DESCRIPTION OF THE TASK: Check each line of the records for "Tenu"; collect those that have it.

INPUT MATERIAL:
= = = =

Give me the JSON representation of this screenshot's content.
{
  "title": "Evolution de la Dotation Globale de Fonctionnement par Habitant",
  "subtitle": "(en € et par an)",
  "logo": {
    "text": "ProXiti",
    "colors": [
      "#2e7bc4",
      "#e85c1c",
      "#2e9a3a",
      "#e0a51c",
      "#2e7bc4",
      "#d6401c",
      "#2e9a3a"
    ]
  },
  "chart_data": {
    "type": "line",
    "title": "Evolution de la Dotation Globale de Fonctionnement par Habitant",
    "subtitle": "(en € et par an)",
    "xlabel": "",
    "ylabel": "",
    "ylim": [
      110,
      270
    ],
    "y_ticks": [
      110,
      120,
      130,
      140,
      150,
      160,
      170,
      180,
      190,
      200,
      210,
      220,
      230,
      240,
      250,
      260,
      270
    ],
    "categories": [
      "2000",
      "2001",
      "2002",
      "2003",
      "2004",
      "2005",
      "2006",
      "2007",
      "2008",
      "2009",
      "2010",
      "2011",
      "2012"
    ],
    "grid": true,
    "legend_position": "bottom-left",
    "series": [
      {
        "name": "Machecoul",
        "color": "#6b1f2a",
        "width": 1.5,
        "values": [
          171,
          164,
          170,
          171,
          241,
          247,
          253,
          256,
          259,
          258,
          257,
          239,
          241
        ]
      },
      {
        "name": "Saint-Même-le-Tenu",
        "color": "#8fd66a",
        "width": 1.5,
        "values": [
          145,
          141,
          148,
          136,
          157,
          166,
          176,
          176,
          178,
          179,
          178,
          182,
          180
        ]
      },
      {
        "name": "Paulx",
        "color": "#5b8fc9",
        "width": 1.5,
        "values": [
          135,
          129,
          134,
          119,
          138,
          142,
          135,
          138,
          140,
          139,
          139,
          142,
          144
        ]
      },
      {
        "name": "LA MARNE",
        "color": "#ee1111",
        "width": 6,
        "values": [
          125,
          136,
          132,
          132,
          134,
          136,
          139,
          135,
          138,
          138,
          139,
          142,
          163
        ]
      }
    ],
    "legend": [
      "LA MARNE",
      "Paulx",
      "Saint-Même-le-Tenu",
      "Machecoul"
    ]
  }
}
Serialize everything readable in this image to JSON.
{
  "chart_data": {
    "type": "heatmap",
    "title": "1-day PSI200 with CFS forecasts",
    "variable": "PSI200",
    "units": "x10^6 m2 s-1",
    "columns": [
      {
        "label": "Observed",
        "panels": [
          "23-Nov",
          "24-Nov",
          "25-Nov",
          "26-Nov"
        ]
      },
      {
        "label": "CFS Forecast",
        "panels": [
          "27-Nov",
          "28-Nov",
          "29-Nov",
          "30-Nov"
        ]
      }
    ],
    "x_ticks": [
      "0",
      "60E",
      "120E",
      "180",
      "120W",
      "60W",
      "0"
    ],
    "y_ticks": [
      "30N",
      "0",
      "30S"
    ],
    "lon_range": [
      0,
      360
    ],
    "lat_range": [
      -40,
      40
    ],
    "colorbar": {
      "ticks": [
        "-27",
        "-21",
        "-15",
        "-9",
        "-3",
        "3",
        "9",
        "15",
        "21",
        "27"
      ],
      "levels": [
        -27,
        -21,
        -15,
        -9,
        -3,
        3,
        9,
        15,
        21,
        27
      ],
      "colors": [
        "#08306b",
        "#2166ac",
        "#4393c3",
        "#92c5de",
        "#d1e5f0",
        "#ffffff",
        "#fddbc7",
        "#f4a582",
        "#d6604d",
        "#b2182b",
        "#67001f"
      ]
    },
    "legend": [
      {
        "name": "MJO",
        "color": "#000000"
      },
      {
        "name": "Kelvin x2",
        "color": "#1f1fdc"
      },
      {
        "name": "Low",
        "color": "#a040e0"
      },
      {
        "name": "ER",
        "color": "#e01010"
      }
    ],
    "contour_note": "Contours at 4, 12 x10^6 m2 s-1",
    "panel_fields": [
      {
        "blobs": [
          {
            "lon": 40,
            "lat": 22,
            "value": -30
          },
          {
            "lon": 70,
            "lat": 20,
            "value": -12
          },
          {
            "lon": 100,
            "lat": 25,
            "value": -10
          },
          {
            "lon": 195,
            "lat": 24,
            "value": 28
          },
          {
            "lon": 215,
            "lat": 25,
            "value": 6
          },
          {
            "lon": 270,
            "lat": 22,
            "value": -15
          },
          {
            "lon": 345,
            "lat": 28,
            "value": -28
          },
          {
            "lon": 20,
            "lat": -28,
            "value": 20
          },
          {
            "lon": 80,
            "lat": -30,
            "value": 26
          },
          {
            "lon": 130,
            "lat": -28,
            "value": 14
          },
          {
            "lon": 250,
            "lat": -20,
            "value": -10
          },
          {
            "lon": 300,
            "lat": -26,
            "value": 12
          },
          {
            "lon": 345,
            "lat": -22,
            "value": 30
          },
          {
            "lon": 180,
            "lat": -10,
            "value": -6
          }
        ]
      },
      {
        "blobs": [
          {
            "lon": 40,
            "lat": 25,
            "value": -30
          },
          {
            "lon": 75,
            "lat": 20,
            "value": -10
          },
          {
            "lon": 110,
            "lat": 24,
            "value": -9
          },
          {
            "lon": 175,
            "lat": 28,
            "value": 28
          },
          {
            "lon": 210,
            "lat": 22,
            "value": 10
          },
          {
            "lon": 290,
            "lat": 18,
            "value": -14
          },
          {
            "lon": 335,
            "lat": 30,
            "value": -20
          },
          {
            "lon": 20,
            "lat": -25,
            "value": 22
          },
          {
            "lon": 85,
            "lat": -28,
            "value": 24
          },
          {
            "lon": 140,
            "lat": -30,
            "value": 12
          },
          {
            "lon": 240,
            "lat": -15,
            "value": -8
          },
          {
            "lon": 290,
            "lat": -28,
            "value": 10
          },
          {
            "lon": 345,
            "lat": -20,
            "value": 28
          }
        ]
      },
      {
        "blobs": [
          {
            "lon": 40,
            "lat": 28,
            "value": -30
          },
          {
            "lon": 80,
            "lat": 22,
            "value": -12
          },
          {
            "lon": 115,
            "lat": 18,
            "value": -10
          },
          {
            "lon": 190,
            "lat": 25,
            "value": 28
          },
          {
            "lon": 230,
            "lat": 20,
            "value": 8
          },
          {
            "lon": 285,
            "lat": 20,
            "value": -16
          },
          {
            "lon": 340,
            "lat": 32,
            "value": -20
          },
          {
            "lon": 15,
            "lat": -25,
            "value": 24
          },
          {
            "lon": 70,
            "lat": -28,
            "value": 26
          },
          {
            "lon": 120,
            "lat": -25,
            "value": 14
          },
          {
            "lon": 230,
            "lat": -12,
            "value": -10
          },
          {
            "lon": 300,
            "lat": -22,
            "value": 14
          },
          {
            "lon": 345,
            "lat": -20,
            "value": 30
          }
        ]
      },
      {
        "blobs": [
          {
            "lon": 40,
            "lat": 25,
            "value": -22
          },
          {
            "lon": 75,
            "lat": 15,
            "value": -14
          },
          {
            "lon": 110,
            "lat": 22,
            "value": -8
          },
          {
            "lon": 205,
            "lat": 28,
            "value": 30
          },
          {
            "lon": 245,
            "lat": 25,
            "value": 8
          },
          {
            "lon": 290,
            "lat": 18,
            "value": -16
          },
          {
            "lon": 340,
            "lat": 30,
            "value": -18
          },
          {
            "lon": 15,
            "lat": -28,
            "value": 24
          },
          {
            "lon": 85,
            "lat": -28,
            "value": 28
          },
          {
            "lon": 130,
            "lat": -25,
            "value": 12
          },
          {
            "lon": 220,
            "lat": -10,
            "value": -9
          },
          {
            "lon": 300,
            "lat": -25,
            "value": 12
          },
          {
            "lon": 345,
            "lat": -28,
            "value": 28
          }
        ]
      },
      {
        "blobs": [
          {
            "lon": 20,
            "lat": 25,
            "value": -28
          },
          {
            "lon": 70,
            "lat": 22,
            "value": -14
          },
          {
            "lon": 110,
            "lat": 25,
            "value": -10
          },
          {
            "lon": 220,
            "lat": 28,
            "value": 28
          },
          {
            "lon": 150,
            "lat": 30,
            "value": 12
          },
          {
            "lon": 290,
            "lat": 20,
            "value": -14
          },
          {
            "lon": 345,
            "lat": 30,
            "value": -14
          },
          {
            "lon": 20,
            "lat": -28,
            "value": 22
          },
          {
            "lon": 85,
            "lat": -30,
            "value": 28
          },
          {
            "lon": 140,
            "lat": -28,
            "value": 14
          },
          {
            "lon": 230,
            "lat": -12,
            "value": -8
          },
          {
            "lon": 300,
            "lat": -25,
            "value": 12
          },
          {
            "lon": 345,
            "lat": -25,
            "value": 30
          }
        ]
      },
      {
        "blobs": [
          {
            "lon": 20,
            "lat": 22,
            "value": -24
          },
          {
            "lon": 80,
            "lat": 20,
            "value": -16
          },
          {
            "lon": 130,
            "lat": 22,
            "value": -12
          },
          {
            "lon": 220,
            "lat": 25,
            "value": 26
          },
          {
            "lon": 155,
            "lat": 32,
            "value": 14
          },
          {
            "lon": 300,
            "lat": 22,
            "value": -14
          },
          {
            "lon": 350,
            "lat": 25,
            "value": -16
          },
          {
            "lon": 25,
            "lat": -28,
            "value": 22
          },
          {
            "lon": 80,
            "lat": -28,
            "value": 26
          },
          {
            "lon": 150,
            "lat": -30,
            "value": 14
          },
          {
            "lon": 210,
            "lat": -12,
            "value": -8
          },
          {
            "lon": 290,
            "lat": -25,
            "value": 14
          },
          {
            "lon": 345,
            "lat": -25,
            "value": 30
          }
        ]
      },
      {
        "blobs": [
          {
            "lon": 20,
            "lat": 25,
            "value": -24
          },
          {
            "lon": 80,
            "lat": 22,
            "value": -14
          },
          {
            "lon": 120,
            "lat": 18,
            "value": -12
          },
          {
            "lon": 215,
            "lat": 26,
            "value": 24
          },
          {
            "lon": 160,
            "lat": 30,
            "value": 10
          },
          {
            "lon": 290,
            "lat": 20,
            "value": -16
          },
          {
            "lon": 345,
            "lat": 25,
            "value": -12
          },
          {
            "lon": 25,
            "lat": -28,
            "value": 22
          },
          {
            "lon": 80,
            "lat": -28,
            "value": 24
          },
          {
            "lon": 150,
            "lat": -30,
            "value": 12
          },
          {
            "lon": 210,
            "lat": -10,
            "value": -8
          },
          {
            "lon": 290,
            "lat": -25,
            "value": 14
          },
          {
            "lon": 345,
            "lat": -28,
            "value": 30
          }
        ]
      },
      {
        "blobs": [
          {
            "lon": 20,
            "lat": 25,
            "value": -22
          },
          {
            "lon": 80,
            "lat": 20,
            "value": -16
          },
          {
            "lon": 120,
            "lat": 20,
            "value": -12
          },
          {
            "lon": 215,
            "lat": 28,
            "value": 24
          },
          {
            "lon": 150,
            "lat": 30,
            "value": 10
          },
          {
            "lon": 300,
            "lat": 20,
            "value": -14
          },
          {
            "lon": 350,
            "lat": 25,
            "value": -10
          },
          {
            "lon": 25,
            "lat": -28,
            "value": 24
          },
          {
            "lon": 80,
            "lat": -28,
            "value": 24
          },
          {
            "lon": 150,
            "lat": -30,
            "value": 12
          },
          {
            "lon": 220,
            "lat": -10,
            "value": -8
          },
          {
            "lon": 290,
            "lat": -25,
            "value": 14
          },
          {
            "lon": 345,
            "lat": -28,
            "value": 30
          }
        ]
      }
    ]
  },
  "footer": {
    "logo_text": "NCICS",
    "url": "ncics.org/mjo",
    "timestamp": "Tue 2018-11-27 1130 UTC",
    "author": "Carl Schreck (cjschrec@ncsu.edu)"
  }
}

= = = =

WRITTEN ANSWER:
        "name": "Saint-Même-le-Tenu",
      "Saint-Même-le-Tenu",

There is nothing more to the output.